## Given information
==================================================

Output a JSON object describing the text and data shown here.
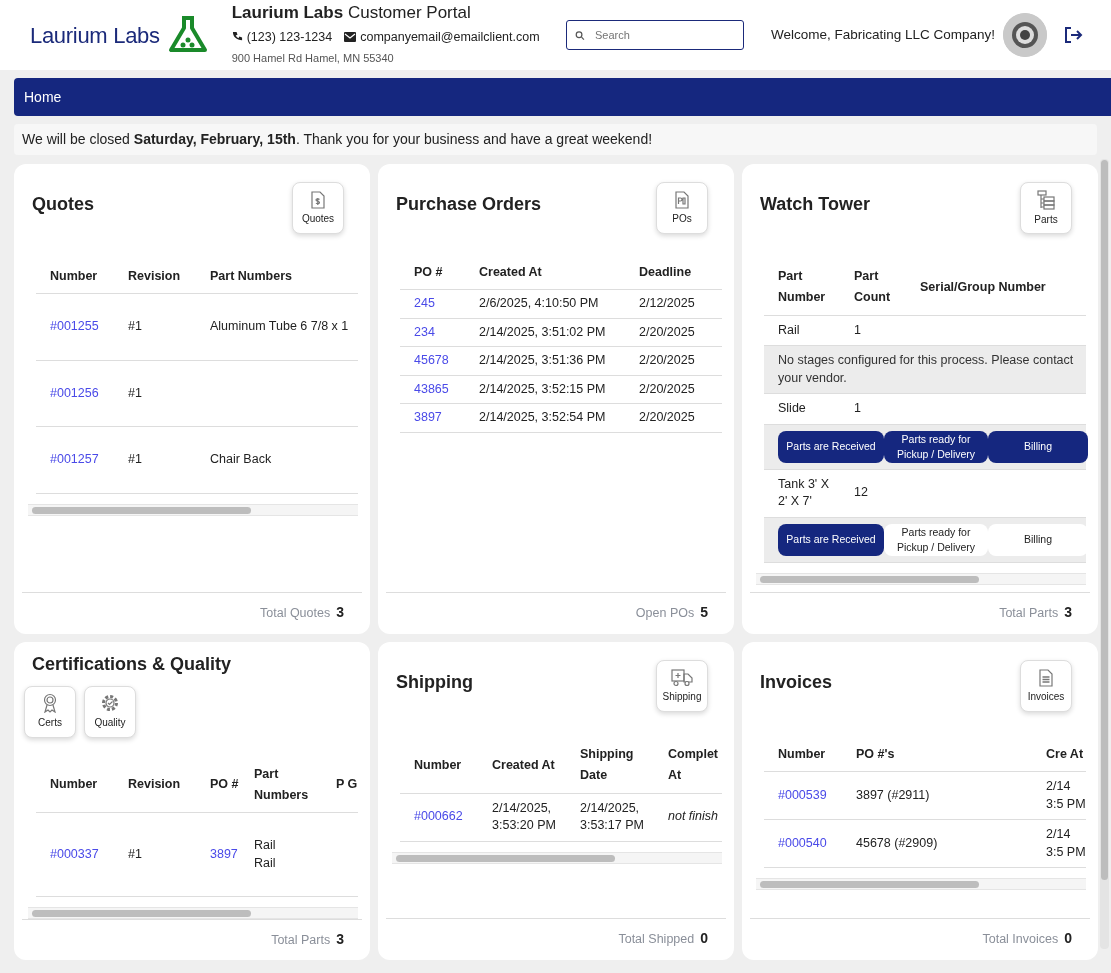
{
  "header": {
    "logo_text": "Laurium Labs",
    "title": "**Laurium Labs** Customer Portal",
    "phone": "(123) 123-1234",
    "email": "companyemail@emailclient.com",
    "address": "900 Hamel Rd Hamel, MN 55340",
    "search": {
      "placeholder": "Search"
    },
    "welcome": "Welcome, Fabricating LLC Company!"
  },
  "nav": {
    "items": [
      {
        "label": "Home"
      }
    ]
  },
  "notice": "We will be closed **Saturday, February, 15th**. Thank you for your business and have a great weekend!",
  "cards": [
    {
      "kind": "table",
      "title": "Quotes",
      "buttons": [
        {
          "label": "Quotes"
        }
      ],
      "horizontal_scroll": true,
      "columns": [
        {
          "label": "Number",
          "kind": "link"
        },
        {
          "label": "Revision",
          "kind": "text"
        },
        {
          "label": "Part Numbers",
          "kind": "text"
        }
      ],
      "rows": [
        [
          "#001255",
          "#1",
          "Aluminum Tube 6 7/8 x 1"
        ],
        [
          "#001256",
          "#1"
        ],
        [
          "#001257",
          "#1",
          "Chair Back"
        ]
      ],
      "footer": {
        "label": "Total Quotes",
        "value": "3"
      }
    },
    {
      "kind": "table",
      "title": "Purchase Orders",
      "buttons": [
        {
          "label": "POs"
        }
      ],
      "horizontal_scroll": false,
      "columns": [
        {
          "label": "PO #",
          "kind": "link"
        },
        {
          "label": "Created At",
          "kind": "text"
        },
        {
          "label": "Deadline",
          "kind": "text"
        }
      ],
      "rows": [
        [
          "245",
          "2/6/2025, 4:10:50 PM",
          "2/12/2025"
        ],
        [
          "234",
          "2/14/2025, 3:51:02 PM",
          "2/20/2025"
        ],
        [
          "45678",
          "2/14/2025, 3:51:36 PM",
          "2/20/2025"
        ],
        [
          "43865",
          "2/14/2025, 3:52:15 PM",
          "2/20/2025"
        ],
        [
          "3897",
          "2/14/2025, 3:52:54 PM",
          "2/20/2025"
        ]
      ],
      "footer": {
        "label": "Open POs",
        "value": "5"
      }
    },
    {
      "kind": "tracker",
      "title": "Watch Tower",
      "buttons": [
        {
          "label": "Parts"
        }
      ],
      "horizontal_scroll": true,
      "columns": [
        {
          "label": "Part Number"
        },
        {
          "label": "Part Count"
        },
        {
          "label": "Serial/Group Number"
        }
      ],
      "rows": [
        {
          "kind": "part",
          "cells": [
            "Rail",
            "1"
          ]
        },
        {
          "kind": "message",
          "text": "No stages configured for this process. Please contact your vendor."
        },
        {
          "kind": "part",
          "cells": [
            "Slide",
            "1"
          ]
        },
        {
          "kind": "stages",
          "stages": [
            {
              "label": "Parts are Received",
              "done": true
            },
            {
              "label": "Parts ready for Pickup / Delivery",
              "done": true
            },
            {
              "label": "Billing",
              "done": true
            }
          ]
        },
        {
          "kind": "part",
          "cells": [
            "Tank 3' X 2' X 7'",
            "12"
          ]
        },
        {
          "kind": "stages",
          "stages": [
            {
              "label": "Parts are Received",
              "done": true
            },
            {
              "label": "Parts ready for Pickup / Delivery",
              "done": false
            },
            {
              "label": "Billing",
              "done": false
            }
          ]
        }
      ],
      "footer": {
        "label": "Total Parts",
        "value": "3"
      }
    },
    {
      "kind": "toolbar-table",
      "title": "Certifications & Quality",
      "buttons": [
        {
          "label": "Certs"
        },
        {
          "label": "Quality"
        }
      ],
      "horizontal_scroll": true,
      "columns": [
        {
          "label": "Number",
          "kind": "link"
        },
        {
          "label": "Revision",
          "kind": "text"
        },
        {
          "label": "PO #",
          "kind": "link"
        },
        {
          "label": "Part Numbers",
          "kind": "lines"
        },
        {
          "label": "P G"
        }
      ],
      "rows": [
        [
          "#000337",
          "#1",
          "3897",
          "Rail\nRail"
        ]
      ],
      "footer": {
        "label": "Total Parts",
        "value": "3"
      }
    },
    {
      "kind": "table",
      "title": "Shipping",
      "buttons": [
        {
          "label": "Shipping"
        }
      ],
      "horizontal_scroll": true,
      "columns": [
        {
          "label": "Number",
          "kind": "link"
        },
        {
          "label": "Created At",
          "kind": "text"
        },
        {
          "label": "Shipping Date",
          "kind": "text"
        },
        {
          "label": "Complet At",
          "kind": "italic"
        }
      ],
      "rows": [
        [
          "#000662",
          "2/14/2025, 3:53:20 PM",
          "2/14/2025, 3:53:17 PM",
          "not finish"
        ]
      ],
      "footer": {
        "label": "Total Shipped",
        "value": "0"
      }
    },
    {
      "kind": "table",
      "title": "Invoices",
      "buttons": [
        {
          "label": "Invoices"
        }
      ],
      "horizontal_scroll": true,
      "columns": [
        {
          "label": "Number",
          "kind": "link"
        },
        {
          "label": "PO #'s",
          "kind": "text"
        },
        {
          "label": "Cre At",
          "kind": "text"
        }
      ],
      "rows": [
        [
          "#000539",
          "3897 (#2911)",
          "2/14 3:5 PM"
        ],
        [
          "#000540",
          "45678 (#2909)",
          "2/14 3:5 PM"
        ]
      ],
      "footer": {
        "label": "Total Invoices",
        "value": "0"
      }
    }
  ]
}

==================================================

Leave every image out, and retype the material exactly.

## Answer for the task
Output a JSON object describing the text and data shown here.
{
  "header": {
    "logo_text": "Laurium Labs",
    "title": "**Laurium Labs** Customer Portal",
    "phone": "(123) 123-1234",
    "email": "companyemail@emailclient.com",
    "address": "900 Hamel Rd Hamel, MN 55340",
    "search": {
      "placeholder": "Search"
    },
    "welcome": "Welcome, Fabricating LLC Company!"
  },
  "nav": {
    "items": [
      {
        "label": "Home"
      }
    ]
  },
  "notice": "We will be closed **Saturday, February, 15th**. Thank you for your business and have a great weekend!",
  "cards": [
    {
      "kind": "table",
      "title": "Quotes",
      "buttons": [
        {
          "label": "Quotes"
        }
      ],
      "horizontal_scroll": true,
      "columns": [
        {
          "label": "Number",
          "kind": "link"
        },
        {
          "label": "Revision",
          "kind": "text"
        },
        {
          "label": "Part Numbers",
          "kind": "text"
        }
      ],
      "rows": [
        [
          "#001255",
          "#1",
          "Aluminum Tube 6 7/8 x 1"
        ],
        [
          "#001256",
          "#1"
        ],
        [
          "#001257",
          "#1",
          "Chair Back"
        ]
      ],
      "footer": {
        "label": "Total Quotes",
        "value": "3"
      }
    },
    {
      "kind": "table",
      "title": "Purchase Orders",
      "buttons": [
        {
          "label": "POs"
        }
      ],
      "horizontal_scroll": false,
      "columns": [
        {
          "label": "PO #",
          "kind": "link"
        },
        {
          "label": "Created At",
          "kind": "text"
        },
        {
          "label": "Deadline",
          "kind": "text"
        }
      ],
      "rows": [
        [
          "245",
          "2/6/2025, 4:10:50 PM",
          "2/12/2025"
        ],
        [
          "234",
          "2/14/2025, 3:51:02 PM",
          "2/20/2025"
        ],
        [
          "45678",
          "2/14/2025, 3:51:36 PM",
          "2/20/2025"
        ],
        [
          "43865",
          "2/14/2025, 3:52:15 PM",
          "2/20/2025"
        ],
        [
          "3897",
          "2/14/2025, 3:52:54 PM",
          "2/20/2025"
        ]
      ],
      "footer": {
        "label": "Open POs",
        "value": "5"
      }
    },
    {
      "kind": "tracker",
      "title": "Watch Tower",
      "buttons": [
        {
          "label": "Parts"
        }
      ],
      "horizontal_scroll": true,
      "columns": [
        {
          "label": "Part Number"
        },
        {
          "label": "Part Count"
        },
        {
          "label": "Serial/Group Number"
        }
      ],
      "rows": [
        {
          "kind": "part",
          "cells": [
            "Rail",
            "1"
          ]
        },
        {
          "kind": "message",
          "text": "No stages configured for this process. Please contact your vendor."
        },
        {
          "kind": "part",
          "cells": [
            "Slide",
            "1"
          ]
        },
        {
          "kind": "stages",
          "stages": [
            {
              "label": "Parts are Received",
              "done": true
            },
            {
              "label": "Parts ready for Pickup / Delivery",
              "done": true
            },
            {
              "label": "Billing",
              "done": true
            }
          ]
        },
        {
          "kind": "part",
          "cells": [
            "Tank 3' X 2' X 7'",
            "12"
          ]
        },
        {
          "kind": "stages",
          "stages": [
            {
              "label": "Parts are Received",
              "done": true
            },
            {
              "label": "Parts ready for Pickup / Delivery",
              "done": false
            },
            {
              "label": "Billing",
              "done": false
            }
          ]
        }
      ],
      "footer": {
        "label": "Total Parts",
        "value": "3"
      }
    },
    {
      "kind": "toolbar-table",
      "title": "Certifications & Quality",
      "buttons": [
        {
          "label": "Certs"
        },
        {
          "label": "Quality"
        }
      ],
      "horizontal_scroll": true,
      "columns": [
        {
          "label": "Number",
          "kind": "link"
        },
        {
          "label": "Revision",
          "kind": "text"
        },
        {
          "label": "PO #",
          "kind": "link"
        },
        {
          "label": "Part Numbers",
          "kind": "lines"
        },
        {
          "label": "P G"
        }
      ],
      "rows": [
        [
          "#000337",
          "#1",
          "3897",
          "Rail\nRail"
        ]
      ],
      "footer": {
        "label": "Total Parts",
        "value": "3"
      }
    },
    {
      "kind": "table",
      "title": "Shipping",
      "buttons": [
        {
          "label": "Shipping"
        }
      ],
      "horizontal_scroll": true,
      "columns": [
        {
          "label": "Number",
          "kind": "link"
        },
        {
          "label": "Created At",
          "kind": "text"
        },
        {
          "label": "Shipping Date",
          "kind": "text"
        },
        {
          "label": "Complet At",
          "kind": "italic"
        }
      ],
      "rows": [
        [
          "#000662",
          "2/14/2025, 3:53:20 PM",
          "2/14/2025, 3:53:17 PM",
          "not finish"
        ]
      ],
      "footer": {
        "label": "Total Shipped",
        "value": "0"
      }
    },
    {
      "kind": "table",
      "title": "Invoices",
      "buttons": [
        {
          "label": "Invoices"
        }
      ],
      "horizontal_scroll": true,
      "columns": [
        {
          "label": "Number",
          "kind": "link"
        },
        {
          "label": "PO #'s",
          "kind": "text"
        },
        {
          "label": "Cre At",
          "kind": "text"
        }
      ],
      "rows": [
        [
          "#000539",
          "3897 (#2911)",
          "2/14 3:5 PM"
        ],
        [
          "#000540",
          "45678 (#2909)",
          "2/14 3:5 PM"
        ]
      ],
      "footer": {
        "label": "Total Invoices",
        "value": "0"
      }
    }
  ]
}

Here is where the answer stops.